▶ [THE PROBLEM] Go through the entries below and write each one out exactly.

Collected data
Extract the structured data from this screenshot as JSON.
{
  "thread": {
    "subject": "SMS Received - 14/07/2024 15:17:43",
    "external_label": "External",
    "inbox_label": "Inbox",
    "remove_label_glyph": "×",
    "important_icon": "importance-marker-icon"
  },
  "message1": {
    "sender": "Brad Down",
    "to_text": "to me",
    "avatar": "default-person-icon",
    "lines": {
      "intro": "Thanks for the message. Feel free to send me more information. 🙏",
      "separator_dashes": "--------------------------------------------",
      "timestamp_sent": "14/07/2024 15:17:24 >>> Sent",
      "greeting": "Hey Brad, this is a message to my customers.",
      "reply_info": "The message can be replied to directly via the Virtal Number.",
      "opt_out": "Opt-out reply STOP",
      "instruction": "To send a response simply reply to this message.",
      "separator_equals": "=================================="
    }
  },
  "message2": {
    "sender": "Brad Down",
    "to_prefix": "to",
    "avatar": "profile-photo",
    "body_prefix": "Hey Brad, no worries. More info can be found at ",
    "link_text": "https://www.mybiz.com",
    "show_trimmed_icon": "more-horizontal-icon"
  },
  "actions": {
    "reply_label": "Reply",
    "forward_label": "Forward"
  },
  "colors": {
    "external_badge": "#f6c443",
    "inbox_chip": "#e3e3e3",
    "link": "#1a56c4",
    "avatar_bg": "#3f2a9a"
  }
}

▶ [FULL SOLUTION]
Extract the structured data from this screenshot as JSON.
{
  "thread": {
    "subject": "SMS Received - 14/07/2024 15:17:43",
    "external_label": "External",
    "inbox_label": "Inbox",
    "remove_label_glyph": "×",
    "important_icon": "importance-marker-icon"
  },
  "message1": {
    "sender": "Brad Down",
    "to_text": "to me",
    "avatar": "default-person-icon",
    "lines": {
      "intro": "Thanks for the message. Feel free to send me more information. 🙏",
      "separator_dashes": "--------------------------------------------",
      "timestamp_sent": "14/07/2024 15:17:24 >>> Sent",
      "greeting": "Hey Brad, this is a message to my customers.",
      "reply_info": "The message can be replied to directly via the Virtal Number.",
      "opt_out": "Opt-out reply STOP",
      "instruction": "To send a response simply reply to this message.",
      "separator_equals": "=================================="
    }
  },
  "message2": {
    "sender": "Brad Down",
    "to_prefix": "to",
    "avatar": "profile-photo",
    "body_prefix": "Hey Brad, no worries. More info can be found at ",
    "link_text": "https://www.mybiz.com",
    "show_trimmed_icon": "more-horizontal-icon"
  },
  "actions": {
    "reply_label": "Reply",
    "forward_label": "Forward"
  },
  "colors": {
    "external_badge": "#f6c443",
    "inbox_chip": "#e3e3e3",
    "link": "#1a56c4",
    "avatar_bg": "#3f2a9a"
  }
}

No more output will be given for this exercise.